WHAT THE TASK ASKS →
Narrow the data below down to the lines containing "ffffff".

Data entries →

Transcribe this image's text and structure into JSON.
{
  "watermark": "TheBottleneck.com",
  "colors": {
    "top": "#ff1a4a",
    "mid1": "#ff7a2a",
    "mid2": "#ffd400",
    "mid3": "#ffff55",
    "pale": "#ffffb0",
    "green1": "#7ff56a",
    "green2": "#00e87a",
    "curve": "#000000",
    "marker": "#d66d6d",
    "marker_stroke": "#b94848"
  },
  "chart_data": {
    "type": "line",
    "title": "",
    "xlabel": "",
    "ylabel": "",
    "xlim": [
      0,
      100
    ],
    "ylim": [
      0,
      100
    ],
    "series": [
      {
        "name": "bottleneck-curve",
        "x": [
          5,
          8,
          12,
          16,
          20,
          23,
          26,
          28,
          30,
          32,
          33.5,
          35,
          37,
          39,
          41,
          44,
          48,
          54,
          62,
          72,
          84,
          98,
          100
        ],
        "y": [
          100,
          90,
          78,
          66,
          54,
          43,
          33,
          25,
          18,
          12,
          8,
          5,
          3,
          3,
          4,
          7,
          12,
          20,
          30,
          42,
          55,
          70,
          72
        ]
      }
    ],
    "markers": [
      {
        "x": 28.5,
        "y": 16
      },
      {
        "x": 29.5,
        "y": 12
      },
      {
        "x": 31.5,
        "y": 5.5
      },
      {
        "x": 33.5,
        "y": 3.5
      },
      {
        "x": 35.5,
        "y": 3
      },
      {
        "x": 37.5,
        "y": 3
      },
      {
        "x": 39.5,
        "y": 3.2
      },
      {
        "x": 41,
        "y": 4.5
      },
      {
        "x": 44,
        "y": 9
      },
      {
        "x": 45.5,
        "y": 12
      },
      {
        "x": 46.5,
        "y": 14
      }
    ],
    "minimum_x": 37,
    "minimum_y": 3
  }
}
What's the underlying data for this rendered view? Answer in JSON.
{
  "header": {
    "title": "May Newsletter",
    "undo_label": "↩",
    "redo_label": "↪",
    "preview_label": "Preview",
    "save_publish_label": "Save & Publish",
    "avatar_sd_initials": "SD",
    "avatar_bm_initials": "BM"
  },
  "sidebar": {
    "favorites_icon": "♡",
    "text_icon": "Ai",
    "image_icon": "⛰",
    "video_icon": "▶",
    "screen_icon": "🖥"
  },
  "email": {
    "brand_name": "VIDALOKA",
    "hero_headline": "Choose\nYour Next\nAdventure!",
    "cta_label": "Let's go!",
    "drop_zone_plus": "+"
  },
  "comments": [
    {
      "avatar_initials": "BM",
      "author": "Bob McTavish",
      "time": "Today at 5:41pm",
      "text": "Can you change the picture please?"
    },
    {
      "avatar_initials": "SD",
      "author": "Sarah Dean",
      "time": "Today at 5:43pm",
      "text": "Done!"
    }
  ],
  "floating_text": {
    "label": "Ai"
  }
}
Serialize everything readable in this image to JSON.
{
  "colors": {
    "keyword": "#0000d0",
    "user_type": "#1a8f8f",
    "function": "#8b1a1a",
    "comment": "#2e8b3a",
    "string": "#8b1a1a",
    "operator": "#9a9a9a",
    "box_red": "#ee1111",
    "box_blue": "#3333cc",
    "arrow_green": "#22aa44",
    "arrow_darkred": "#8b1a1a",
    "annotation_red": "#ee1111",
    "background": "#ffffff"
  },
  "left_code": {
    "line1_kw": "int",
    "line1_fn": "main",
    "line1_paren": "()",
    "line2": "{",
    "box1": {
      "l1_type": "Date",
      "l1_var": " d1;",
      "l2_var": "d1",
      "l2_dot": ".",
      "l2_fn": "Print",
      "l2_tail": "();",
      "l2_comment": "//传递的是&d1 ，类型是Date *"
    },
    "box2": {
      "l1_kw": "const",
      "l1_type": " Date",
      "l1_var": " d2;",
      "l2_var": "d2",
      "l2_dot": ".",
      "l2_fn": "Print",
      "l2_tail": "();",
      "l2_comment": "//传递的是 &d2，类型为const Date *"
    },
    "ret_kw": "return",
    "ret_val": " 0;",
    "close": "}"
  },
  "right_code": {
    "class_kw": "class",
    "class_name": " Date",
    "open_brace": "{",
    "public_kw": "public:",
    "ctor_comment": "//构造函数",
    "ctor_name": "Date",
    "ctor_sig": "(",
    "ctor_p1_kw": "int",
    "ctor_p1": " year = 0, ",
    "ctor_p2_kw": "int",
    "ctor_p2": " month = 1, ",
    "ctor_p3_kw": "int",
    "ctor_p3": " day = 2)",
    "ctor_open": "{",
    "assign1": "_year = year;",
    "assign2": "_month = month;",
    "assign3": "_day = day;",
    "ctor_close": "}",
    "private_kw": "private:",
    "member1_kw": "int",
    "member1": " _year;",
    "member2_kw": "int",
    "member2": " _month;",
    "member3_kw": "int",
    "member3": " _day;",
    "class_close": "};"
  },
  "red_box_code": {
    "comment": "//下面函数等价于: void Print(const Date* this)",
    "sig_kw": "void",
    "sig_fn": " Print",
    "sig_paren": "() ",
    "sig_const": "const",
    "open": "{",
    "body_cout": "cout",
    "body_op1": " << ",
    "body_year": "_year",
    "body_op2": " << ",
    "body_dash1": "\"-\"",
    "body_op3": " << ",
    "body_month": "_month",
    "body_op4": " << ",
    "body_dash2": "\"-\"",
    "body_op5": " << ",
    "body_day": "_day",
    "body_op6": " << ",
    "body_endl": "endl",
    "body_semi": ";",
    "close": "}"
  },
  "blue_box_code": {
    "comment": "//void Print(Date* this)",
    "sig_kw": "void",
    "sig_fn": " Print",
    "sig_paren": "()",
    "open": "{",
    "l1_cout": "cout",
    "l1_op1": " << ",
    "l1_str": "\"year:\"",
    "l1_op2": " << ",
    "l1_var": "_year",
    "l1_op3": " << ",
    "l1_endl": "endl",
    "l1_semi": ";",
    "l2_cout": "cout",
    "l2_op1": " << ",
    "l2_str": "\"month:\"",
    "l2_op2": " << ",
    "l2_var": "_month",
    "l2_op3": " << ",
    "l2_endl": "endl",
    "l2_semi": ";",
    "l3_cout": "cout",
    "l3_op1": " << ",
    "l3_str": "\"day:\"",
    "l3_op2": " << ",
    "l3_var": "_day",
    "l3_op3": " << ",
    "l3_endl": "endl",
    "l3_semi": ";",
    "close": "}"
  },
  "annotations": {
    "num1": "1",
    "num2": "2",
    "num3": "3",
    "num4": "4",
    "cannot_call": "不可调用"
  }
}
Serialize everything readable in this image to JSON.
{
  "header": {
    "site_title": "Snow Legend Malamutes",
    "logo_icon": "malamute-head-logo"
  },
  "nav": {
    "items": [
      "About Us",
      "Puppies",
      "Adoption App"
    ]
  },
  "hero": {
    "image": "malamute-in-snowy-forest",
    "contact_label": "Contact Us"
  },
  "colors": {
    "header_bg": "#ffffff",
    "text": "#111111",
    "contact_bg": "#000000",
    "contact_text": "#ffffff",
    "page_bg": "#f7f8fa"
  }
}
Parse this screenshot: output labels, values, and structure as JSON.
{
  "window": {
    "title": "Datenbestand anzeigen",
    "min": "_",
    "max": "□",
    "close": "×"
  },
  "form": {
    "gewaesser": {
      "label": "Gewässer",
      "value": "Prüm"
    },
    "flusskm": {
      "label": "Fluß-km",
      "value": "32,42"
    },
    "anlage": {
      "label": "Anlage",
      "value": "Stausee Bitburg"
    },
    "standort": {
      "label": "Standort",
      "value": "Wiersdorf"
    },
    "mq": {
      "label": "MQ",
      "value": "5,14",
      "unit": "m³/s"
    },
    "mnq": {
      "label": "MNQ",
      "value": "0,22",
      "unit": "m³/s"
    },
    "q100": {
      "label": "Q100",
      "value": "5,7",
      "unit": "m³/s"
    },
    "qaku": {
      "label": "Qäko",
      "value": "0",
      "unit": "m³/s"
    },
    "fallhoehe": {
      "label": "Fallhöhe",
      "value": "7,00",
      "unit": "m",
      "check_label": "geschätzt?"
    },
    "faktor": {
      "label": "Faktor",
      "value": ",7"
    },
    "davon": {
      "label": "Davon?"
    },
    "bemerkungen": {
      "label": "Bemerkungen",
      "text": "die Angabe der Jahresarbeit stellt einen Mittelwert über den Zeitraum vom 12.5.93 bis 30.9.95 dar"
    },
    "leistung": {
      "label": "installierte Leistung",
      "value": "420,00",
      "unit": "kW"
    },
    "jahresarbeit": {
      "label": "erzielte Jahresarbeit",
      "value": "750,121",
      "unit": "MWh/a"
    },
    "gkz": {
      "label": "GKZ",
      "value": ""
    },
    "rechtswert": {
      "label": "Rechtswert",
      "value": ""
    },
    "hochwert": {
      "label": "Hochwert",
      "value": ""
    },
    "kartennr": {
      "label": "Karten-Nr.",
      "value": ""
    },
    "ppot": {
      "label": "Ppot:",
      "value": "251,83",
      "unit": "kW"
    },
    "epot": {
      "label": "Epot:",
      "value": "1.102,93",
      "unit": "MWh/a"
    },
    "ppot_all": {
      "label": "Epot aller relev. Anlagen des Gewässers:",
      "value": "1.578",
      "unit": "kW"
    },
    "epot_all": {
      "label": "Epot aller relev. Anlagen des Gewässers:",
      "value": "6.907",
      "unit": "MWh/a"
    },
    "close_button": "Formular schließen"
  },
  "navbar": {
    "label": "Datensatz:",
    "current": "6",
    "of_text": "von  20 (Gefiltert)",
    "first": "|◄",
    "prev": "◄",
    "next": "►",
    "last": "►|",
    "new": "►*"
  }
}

CORRECT RESULT →
    "background": "#ffffff"
    "header_bg": "#ffffff",
    "contact_text": "#ffffff",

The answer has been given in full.